● **Given request**
Every line of the records below should be restated exactly.

● **Data for the task**
-=-=-

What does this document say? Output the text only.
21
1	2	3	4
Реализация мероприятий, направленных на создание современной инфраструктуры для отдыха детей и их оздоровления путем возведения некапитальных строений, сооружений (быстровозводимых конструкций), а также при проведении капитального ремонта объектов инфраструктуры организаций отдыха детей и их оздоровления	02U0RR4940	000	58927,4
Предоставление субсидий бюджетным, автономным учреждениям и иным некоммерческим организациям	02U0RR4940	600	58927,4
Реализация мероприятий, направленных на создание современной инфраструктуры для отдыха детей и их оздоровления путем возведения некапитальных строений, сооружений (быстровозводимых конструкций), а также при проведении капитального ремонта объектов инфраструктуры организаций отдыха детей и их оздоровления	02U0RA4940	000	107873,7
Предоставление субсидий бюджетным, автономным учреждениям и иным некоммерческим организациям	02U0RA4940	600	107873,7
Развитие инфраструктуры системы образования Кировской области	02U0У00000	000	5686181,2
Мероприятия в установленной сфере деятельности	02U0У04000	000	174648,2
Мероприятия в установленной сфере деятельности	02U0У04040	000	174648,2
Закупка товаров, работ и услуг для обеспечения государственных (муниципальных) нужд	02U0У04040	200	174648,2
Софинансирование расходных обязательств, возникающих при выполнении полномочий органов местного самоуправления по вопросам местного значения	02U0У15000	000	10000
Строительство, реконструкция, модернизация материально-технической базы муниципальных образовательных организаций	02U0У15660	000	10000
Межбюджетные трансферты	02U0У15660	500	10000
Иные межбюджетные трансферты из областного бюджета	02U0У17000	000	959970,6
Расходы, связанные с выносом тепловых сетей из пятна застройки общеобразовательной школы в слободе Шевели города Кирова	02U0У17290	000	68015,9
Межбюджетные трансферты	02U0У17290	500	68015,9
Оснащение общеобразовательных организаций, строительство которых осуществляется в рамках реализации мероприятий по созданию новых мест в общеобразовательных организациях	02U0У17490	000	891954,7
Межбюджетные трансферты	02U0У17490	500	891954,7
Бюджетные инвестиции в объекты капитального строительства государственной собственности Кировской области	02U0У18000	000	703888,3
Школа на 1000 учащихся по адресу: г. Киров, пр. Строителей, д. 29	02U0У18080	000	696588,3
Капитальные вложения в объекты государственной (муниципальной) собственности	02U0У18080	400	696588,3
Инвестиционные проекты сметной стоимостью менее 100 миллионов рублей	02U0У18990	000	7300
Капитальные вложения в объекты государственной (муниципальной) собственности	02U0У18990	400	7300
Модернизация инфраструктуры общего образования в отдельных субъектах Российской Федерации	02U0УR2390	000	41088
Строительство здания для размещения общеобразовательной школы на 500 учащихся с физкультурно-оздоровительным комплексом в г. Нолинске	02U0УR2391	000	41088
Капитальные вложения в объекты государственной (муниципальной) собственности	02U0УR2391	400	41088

-=-=-

● **Finished answer**
What does this document say? Output the text only.
21
1	2	3	4
Реализация мероприятий, направленных на создание современной инфраструктуры для отдыха детей и их оздоровления путем возведения некапитальных строений, сооружений (быстровозводимых конструкций), а также при проведении капитального ремонта объектов инфраструктуры организаций отдыха детей и их оздоровления	02U0RR4940	000	58927,4
Предоставление субсидий бюджетным, автономным учреждениям и иным некоммерческим организациям	02U0RR4940	600	58927,4
Реализация мероприятий, направленных на создание современной инфраструктуры для отдыха детей и их оздоровления путем возведения некапитальных строений, сооружений (быстровозводимых конструкций), а также при проведении капитального ремонта объектов инфраструктуры организаций отдыха детей и их оздоровления	02U0RA4940	000	107873,7
Предоставление субсидий бюджетным, автономным учреждениям и иным некоммерческим организациям	02U0RA4940	600	107873,7
Развитие инфраструктуры системы образования Кировской области	02U0У00000	000	5686181,2
Мероприятия в установленной сфере деятельности	02U0У04000	000	174648,2
Мероприятия в установленной сфере деятельности	02U0У04040	000	174648,2
Закупка товаров, работ и услуг для обеспечения государственных (муниципальных) нужд	02U0У04040	200	174648,2
Софинансирование расходных обязательств, возникающих при выполнении полномочий органов местного самоуправления по вопросам местного значения	02U0У15000	000	10000
Строительство, реконструкция, модернизация материально-технической базы муниципальных образовательных организаций	02U0У15660	000	10000
Межбюджетные трансферты	02U0У15660	500	10000
Иные межбюджетные трансферты из областного бюджета	02U0У17000	000	959970,6
Расходы, связанные с выносом тепловых сетей из пятна застройки общеобразовательной школы в слободе Шевели города Кирова	02U0У17290	000	68015,9
Межбюджетные трансферты	02U0У17290	500	68015,9
Оснащение общеобразовательных организаций, строительство которых осуществляется в рамках реализации мероприятий по созданию новых мест в общеобразовательных организациях	02U0У17490	000	891954,7
Межбюджетные трансферты	02U0У17490	500	891954,7
Бюджетные инвестиции в объекты капитального строительства государственной собственности Кировской области	02U0У18000	000	703888,3
Школа на 1000 учащихся по адресу: г. Киров, пр. Строителей, д. 29	02U0У18080	000	696588,3
Капитальные вложения в объекты государственной (муниципальной) собственности	02U0У18080	400	696588,3
Инвестиционные проекты сметной стоимостью менее 100 миллионов рублей	02U0У18990	000	7300
Капитальные вложения в объекты государственной (муниципальной) собственности	02U0У18990	400	7300
Модернизация инфраструктуры общего образования в отдельных субъектах Российской Федерации	02U0УR2390	000	41088
Строительство здания для размещения общеобразовательной школы на 500 учащихся с физкультурно-оздоровительным комплексом в г. Нолинске	02U0УR2391	000	41088
Капитальные вложения в объекты государственной (муниципальной) собственности	02U0УR2391	400	41088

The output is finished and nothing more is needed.